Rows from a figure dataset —
[START]

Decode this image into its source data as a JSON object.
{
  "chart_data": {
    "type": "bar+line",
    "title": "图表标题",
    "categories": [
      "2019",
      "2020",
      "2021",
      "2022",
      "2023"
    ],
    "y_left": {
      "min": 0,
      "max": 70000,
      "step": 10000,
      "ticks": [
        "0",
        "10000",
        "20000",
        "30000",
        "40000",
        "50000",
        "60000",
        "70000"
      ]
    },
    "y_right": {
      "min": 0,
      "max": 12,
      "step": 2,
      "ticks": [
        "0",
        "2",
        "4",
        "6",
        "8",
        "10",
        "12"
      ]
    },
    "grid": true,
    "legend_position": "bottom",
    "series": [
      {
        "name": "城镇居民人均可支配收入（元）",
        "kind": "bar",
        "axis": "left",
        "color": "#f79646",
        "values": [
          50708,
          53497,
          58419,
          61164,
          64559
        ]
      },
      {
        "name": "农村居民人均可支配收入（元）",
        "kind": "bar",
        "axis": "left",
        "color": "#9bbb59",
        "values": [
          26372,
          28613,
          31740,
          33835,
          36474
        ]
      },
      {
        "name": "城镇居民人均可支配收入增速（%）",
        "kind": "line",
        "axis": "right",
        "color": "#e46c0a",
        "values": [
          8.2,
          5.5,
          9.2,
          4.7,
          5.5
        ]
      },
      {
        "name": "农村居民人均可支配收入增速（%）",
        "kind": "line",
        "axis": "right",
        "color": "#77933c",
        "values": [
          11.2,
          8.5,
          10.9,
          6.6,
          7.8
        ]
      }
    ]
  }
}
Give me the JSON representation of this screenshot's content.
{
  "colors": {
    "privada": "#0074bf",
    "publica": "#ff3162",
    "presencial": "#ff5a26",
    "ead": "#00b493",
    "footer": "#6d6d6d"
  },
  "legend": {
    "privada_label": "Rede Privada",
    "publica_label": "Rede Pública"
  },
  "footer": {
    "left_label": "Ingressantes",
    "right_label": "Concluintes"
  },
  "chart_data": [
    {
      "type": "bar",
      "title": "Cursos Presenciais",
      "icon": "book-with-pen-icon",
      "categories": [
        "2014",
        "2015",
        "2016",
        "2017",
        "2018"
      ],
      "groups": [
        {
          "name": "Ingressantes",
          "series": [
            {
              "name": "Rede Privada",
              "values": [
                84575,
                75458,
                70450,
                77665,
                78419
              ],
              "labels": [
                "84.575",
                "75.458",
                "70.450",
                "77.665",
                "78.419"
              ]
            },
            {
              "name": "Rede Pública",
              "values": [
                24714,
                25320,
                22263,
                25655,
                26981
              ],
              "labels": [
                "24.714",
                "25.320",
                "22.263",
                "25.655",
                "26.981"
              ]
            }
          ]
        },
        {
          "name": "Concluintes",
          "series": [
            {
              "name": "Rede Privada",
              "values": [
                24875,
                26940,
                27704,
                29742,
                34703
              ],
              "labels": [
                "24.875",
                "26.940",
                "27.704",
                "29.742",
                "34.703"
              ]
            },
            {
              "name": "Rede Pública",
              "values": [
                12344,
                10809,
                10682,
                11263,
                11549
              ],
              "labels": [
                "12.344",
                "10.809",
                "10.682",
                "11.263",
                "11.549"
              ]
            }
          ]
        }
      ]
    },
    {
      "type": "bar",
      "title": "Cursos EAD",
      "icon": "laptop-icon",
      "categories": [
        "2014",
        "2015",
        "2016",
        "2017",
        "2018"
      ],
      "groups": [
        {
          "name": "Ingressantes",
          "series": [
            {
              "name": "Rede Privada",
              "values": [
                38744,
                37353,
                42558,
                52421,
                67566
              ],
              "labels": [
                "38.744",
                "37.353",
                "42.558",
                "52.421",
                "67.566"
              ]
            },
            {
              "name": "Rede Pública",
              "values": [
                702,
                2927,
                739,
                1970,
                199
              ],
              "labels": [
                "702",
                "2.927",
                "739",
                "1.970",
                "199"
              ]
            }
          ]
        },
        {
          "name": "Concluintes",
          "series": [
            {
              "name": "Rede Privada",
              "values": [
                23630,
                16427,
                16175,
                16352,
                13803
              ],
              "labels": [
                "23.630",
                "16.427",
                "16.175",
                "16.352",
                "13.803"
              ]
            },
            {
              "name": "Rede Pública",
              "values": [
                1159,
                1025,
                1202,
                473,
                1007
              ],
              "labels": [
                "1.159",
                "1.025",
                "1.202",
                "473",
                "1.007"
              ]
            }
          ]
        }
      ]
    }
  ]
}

[END]

Stated task — Extract every record and return it verbatim.

Response —
Decode this image into its source data as a JSON object.
{
  "chart_data": {
    "type": "bar+line",
    "title": "图表标题",
    "categories": [
      "2019",
      "2020",
      "2021",
      "2022",
      "2023"
    ],
    "y_left": {
      "min": 0,
      "max": 70000,
      "step": 10000,
      "ticks": [
        "0",
        "10000",
        "20000",
        "30000",
        "40000",
        "50000",
        "60000",
        "70000"
      ]
    },
    "y_right": {
      "min": 0,
      "max": 12,
      "step": 2,
      "ticks": [
        "0",
        "2",
        "4",
        "6",
        "8",
        "10",
        "12"
      ]
    },
    "grid": true,
    "legend_position": "bottom",
    "series": [
      {
        "name": "城镇居民人均可支配收入（元）",
        "kind": "bar",
        "axis": "left",
        "color": "#f79646",
        "values": [
          50708,
          53497,
          58419,
          61164,
          64559
        ]
      },
      {
        "name": "农村居民人均可支配收入（元）",
        "kind": "bar",
        "axis": "left",
        "color": "#9bbb59",
        "values": [
          26372,
          28613,
          31740,
          33835,
          36474
        ]
      },
      {
        "name": "城镇居民人均可支配收入增速（%）",
        "kind": "line",
        "axis": "right",
        "color": "#e46c0a",
        "values": [
          8.2,
          5.5,
          9.2,
          4.7,
          5.5
        ]
      },
      {
        "name": "农村居民人均可支配收入增速（%）",
        "kind": "line",
        "axis": "right",
        "color": "#77933c",
        "values": [
          11.2,
          8.5,
          10.9,
          6.6,
          7.8
        ]
      }
    ]
  }
}
Give me the JSON representation of this screenshot's content.
{
  "colors": {
    "privada": "#0074bf",
    "publica": "#ff3162",
    "presencial": "#ff5a26",
    "ead": "#00b493",
    "footer": "#6d6d6d"
  },
  "legend": {
    "privada_label": "Rede Privada",
    "publica_label": "Rede Pública"
  },
  "footer": {
    "left_label": "Ingressantes",
    "right_label": "Concluintes"
  },
  "chart_data": [
    {
      "type": "bar",
      "title": "Cursos Presenciais",
      "icon": "book-with-pen-icon",
      "categories": [
        "2014",
        "2015",
        "2016",
        "2017",
        "2018"
      ],
      "groups": [
        {
          "name": "Ingressantes",
          "series": [
            {
              "name": "Rede Privada",
              "values": [
                84575,
                75458,
                70450,
                77665,
                78419
              ],
              "labels": [
                "84.575",
                "75.458",
                "70.450",
                "77.665",
                "78.419"
              ]
            },
            {
              "name": "Rede Pública",
              "values": [
                24714,
                25320,
                22263,
                25655,
                26981
              ],
              "labels": [
                "24.714",
                "25.320",
                "22.263",
                "25.655",
                "26.981"
              ]
            }
          ]
        },
        {
          "name": "Concluintes",
          "series": [
            {
              "name": "Rede Privada",
              "values": [
                24875,
                26940,
                27704,
                29742,
                34703
              ],
              "labels": [
                "24.875",
                "26.940",
                "27.704",
                "29.742",
                "34.703"
              ]
            },
            {
              "name": "Rede Pública",
              "values": [
                12344,
                10809,
                10682,
                11263,
                11549
              ],
              "labels": [
                "12.344",
                "10.809",
                "10.682",
                "11.263",
                "11.549"
              ]
            }
          ]
        }
      ]
    },
    {
      "type": "bar",
      "title": "Cursos EAD",
      "icon": "laptop-icon",
      "categories": [
        "2014",
        "2015",
        "2016",
        "2017",
        "2018"
      ],
      "groups": [
        {
          "name": "Ingressantes",
          "series": [
            {
              "name": "Rede Privada",
              "values": [
                38744,
                37353,
                42558,
                52421,
                67566
              ],
              "labels": [
                "38.744",
                "37.353",
                "42.558",
                "52.421",
                "67.566"
              ]
            },
            {
              "name": "Rede Pública",
              "values": [
                702,
                2927,
                739,
                1970,
                199
              ],
              "labels": [
                "702",
                "2.927",
                "739",
                "1.970",
                "199"
              ]
            }
          ]
        },
        {
          "name": "Concluintes",
          "series": [
            {
              "name": "Rede Privada",
              "values": [
                23630,
                16427,
                16175,
                16352,
                13803
              ],
              "labels": [
                "23.630",
                "16.427",
                "16.175",
                "16.352",
                "13.803"
              ]
            },
            {
              "name": "Rede Pública",
              "values": [
                1159,
                1025,
                1202,
                473,
                1007
              ],
              "labels": [
                "1.159",
                "1.025",
                "1.202",
                "473",
                "1.007"
              ]
            }
          ]
        }
      ]
    }
  ]
}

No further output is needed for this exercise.